* Begin Input rows *

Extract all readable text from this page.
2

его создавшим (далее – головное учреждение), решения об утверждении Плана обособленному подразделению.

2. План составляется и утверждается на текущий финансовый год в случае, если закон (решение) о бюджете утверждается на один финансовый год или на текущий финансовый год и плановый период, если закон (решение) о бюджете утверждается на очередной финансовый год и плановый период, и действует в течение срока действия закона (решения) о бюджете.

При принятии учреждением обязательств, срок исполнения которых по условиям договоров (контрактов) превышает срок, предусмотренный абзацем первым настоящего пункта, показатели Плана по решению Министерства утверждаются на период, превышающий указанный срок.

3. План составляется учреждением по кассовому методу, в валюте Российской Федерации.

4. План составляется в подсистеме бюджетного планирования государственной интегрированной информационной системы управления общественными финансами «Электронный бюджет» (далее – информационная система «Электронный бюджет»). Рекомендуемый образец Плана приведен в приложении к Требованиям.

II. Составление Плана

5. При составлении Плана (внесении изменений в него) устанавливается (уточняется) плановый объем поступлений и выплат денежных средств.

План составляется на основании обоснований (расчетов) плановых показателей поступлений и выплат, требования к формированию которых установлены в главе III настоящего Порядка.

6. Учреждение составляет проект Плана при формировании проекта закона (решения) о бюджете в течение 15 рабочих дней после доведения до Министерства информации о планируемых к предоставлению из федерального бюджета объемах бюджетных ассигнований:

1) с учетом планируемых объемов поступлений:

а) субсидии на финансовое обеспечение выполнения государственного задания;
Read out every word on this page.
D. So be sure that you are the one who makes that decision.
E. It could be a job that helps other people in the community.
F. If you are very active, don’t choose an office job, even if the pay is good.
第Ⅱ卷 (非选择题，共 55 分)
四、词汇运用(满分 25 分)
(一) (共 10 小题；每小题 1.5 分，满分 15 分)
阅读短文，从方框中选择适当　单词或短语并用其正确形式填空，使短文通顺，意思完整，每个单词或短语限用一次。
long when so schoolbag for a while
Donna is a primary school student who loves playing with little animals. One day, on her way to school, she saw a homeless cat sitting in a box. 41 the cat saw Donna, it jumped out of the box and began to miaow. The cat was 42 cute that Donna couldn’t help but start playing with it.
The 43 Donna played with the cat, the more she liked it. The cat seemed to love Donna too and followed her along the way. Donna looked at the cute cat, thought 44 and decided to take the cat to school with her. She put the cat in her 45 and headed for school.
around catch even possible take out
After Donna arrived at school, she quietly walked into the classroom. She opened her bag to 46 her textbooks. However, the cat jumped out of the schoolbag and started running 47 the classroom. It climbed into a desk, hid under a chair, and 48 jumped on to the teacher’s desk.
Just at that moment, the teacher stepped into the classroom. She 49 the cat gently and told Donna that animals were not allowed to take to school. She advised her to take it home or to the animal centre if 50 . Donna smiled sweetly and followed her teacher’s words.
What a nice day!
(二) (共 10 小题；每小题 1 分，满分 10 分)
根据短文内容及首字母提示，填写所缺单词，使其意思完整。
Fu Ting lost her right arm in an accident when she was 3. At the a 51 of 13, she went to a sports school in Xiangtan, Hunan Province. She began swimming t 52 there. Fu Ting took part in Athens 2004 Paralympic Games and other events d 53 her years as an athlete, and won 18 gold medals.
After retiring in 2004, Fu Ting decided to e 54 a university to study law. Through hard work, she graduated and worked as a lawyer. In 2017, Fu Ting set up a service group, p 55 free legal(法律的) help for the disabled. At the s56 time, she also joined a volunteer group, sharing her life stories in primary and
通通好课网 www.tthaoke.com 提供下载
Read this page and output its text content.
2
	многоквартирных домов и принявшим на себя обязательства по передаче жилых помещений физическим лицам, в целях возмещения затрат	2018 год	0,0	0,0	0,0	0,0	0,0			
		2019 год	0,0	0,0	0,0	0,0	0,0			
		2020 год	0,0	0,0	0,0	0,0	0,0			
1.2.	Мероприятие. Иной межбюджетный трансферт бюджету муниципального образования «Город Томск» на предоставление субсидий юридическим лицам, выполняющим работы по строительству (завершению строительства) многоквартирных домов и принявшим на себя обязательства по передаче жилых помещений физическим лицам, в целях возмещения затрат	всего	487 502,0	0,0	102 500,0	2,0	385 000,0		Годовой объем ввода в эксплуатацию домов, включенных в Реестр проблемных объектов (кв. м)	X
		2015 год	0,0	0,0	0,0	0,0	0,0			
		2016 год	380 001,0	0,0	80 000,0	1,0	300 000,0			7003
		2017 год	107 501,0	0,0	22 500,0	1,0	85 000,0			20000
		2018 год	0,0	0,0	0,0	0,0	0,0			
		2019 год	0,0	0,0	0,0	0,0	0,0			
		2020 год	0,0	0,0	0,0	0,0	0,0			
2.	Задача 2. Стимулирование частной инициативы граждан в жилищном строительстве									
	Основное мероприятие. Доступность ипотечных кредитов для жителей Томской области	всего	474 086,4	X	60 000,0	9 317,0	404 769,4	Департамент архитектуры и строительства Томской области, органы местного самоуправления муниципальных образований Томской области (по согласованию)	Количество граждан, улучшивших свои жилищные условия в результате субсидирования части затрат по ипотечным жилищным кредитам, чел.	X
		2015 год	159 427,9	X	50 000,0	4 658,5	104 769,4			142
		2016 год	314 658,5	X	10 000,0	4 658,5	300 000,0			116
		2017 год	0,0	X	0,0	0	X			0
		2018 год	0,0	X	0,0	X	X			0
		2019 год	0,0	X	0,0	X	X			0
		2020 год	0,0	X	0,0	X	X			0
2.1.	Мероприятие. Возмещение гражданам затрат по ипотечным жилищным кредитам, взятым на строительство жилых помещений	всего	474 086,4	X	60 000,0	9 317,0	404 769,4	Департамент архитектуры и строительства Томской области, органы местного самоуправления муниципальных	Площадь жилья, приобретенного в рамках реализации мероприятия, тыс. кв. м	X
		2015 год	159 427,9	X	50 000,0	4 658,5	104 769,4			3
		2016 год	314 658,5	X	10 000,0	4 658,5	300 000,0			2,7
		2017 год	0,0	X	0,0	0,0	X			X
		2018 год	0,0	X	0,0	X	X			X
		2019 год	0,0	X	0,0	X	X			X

* End Input rows *

Exercise:
Please restate the data word for word, every record included.

Written reply:
Extract all readable text from this page.
2

его создавшим (далее – головное учреждение), решения об утверждении Плана обособленному подразделению.

2. План составляется и утверждается на текущий финансовый год в случае, если закон (решение) о бюджете утверждается на один финансовый год или на текущий финансовый год и плановый период, если закон (решение) о бюджете утверждается на очередной финансовый год и плановый период, и действует в течение срока действия закона (решения) о бюджете.

При принятии учреждением обязательств, срок исполнения которых по условиям договоров (контрактов) превышает срок, предусмотренный абзацем первым настоящего пункта, показатели Плана по решению Министерства утверждаются на период, превышающий указанный срок.

3. План составляется учреждением по кассовому методу, в валюте Российской Федерации.

4. План составляется в подсистеме бюджетного планирования государственной интегрированной информационной системы управления общественными финансами «Электронный бюджет» (далее – информационная система «Электронный бюджет»). Рекомендуемый образец Плана приведен в приложении к Требованиям.

II. Составление Плана

5. При составлении Плана (внесении изменений в него) устанавливается (уточняется) плановый объем поступлений и выплат денежных средств.

План составляется на основании обоснований (расчетов) плановых показателей поступлений и выплат, требования к формированию которых установлены в главе III настоящего Порядка.

6. Учреждение составляет проект Плана при формировании проекта закона (решения) о бюджете в течение 15 рабочих дней после доведения до Министерства информации о планируемых к предоставлению из федерального бюджета объемах бюджетных ассигнований:

1) с учетом планируемых объемов поступлений:

а) субсидии на финансовое обеспечение выполнения государственного задания;
Read out every word on this page.
D. So be sure that you are the one who makes that decision.
E. It could be a job that helps other people in the community.
F. If you are very active, don’t choose an office job, even if the pay is good.
第Ⅱ卷 (非选择题，共 55 分)
四、词汇运用(满分 25 分)
(一) (共 10 小题；每小题 1.5 分，满分 15 分)
阅读短文，从方框中选择适当　单词或短语并用其正确形式填空，使短文通顺，意思完整，每个单词或短语限用一次。
long when so schoolbag for a while
Donna is a primary school student who loves playing with little animals. One day, on her way to school, she saw a homeless cat sitting in a box. 41 the cat saw Donna, it jumped out of the box and began to miaow. The cat was 42 cute that Donna couldn’t help but start playing with it.
The 43 Donna played with the cat, the more she liked it. The cat seemed to love Donna too and followed her along the way. Donna looked at the cute cat, thought 44 and decided to take the cat to school with her. She put the cat in her 45 and headed for school.
around catch even possible take out
After Donna arrived at school, she quietly walked into the classroom. She opened her bag to 46 her textbooks. However, the cat jumped out of the schoolbag and started running 47 the classroom. It climbed into a desk, hid under a chair, and 48 jumped on to the teacher’s desk.
Just at that moment, the teacher stepped into the classroom. She 49 the cat gently and told Donna that animals were not allowed to take to school. She advised her to take it home or to the animal centre if 50 . Donna smiled sweetly and followed her teacher’s words.
What a nice day!
(二) (共 10 小题；每小题 1 分，满分 10 分)
根据短文内容及首字母提示，填写所缺单词，使其意思完整。
Fu Ting lost her right arm in an accident when she was 3. At the a 51 of 13, she went to a sports school in Xiangtan, Hunan Province. She began swimming t 52 there. Fu Ting took part in Athens 2004 Paralympic Games and other events d 53 her years as an athlete, and won 18 gold medals.
After retiring in 2004, Fu Ting decided to e 54 a university to study law. Through hard work, she graduated and worked as a lawyer. In 2017, Fu Ting set up a service group, p 55 free legal(法律的) help for the disabled. At the s56 time, she also joined a volunteer group, sharing her life stories in primary and
通通好课网 www.tthaoke.com 提供下载
Read this page and output its text content.
2
	многоквартирных домов и принявшим на себя обязательства по передаче жилых помещений физическим лицам, в целях возмещения затрат	2018 год	0,0	0,0	0,0	0,0	0,0			
		2019 год	0,0	0,0	0,0	0,0	0,0			
		2020 год	0,0	0,0	0,0	0,0	0,0			
1.2.	Мероприятие. Иной межбюджетный трансферт бюджету муниципального образования «Город Томск» на предоставление субсидий юридическим лицам, выполняющим работы по строительству (завершению строительства) многоквартирных домов и принявшим на себя обязательства по передаче жилых помещений физическим лицам, в целях возмещения затрат	всего	487 502,0	0,0	102 500,0	2,0	385 000,0		Годовой объем ввода в эксплуатацию домов, включенных в Реестр проблемных объектов (кв. м)	X
		2015 год	0,0	0,0	0,0	0,0	0,0			
		2016 год	380 001,0	0,0	80 000,0	1,0	300 000,0			7003
		2017 год	107 501,0	0,0	22 500,0	1,0	85 000,0			20000
		2018 год	0,0	0,0	0,0	0,0	0,0			
		2019 год	0,0	0,0	0,0	0,0	0,0			
		2020 год	0,0	0,0	0,0	0,0	0,0			
2.	Задача 2. Стимулирование частной инициативы граждан в жилищном строительстве									
	Основное мероприятие. Доступность ипотечных кредитов для жителей Томской области	всего	474 086,4	X	60 000,0	9 317,0	404 769,4	Департамент архитектуры и строительства Томской области, органы местного самоуправления муниципальных образований Томской области (по согласованию)	Количество граждан, улучшивших свои жилищные условия в результате субсидирования части затрат по ипотечным жилищным кредитам, чел.	X
		2015 год	159 427,9	X	50 000,0	4 658,5	104 769,4			142
		2016 год	314 658,5	X	10 000,0	4 658,5	300 000,0			116
		2017 год	0,0	X	0,0	0	X			0
		2018 год	0,0	X	0,0	X	X			0
		2019 год	0,0	X	0,0	X	X			0
		2020 год	0,0	X	0,0	X	X			0
2.1.	Мероприятие. Возмещение гражданам затрат по ипотечным жилищным кредитам, взятым на строительство жилых помещений	всего	474 086,4	X	60 000,0	9 317,0	404 769,4	Департамент архитектуры и строительства Томской области, органы местного самоуправления муниципальных	Площадь жилья, приобретенного в рамках реализации мероприятия, тыс. кв. м	X
		2015 год	159 427,9	X	50 000,0	4 658,5	104 769,4			3
		2016 год	314 658,5	X	10 000,0	4 658,5	300 000,0			2,7
		2017 год	0,0	X	0,0	0,0	X			X
		2018 год	0,0	X	0,0	X	X			X
		2019 год	0,0	X	0,0	X	X			X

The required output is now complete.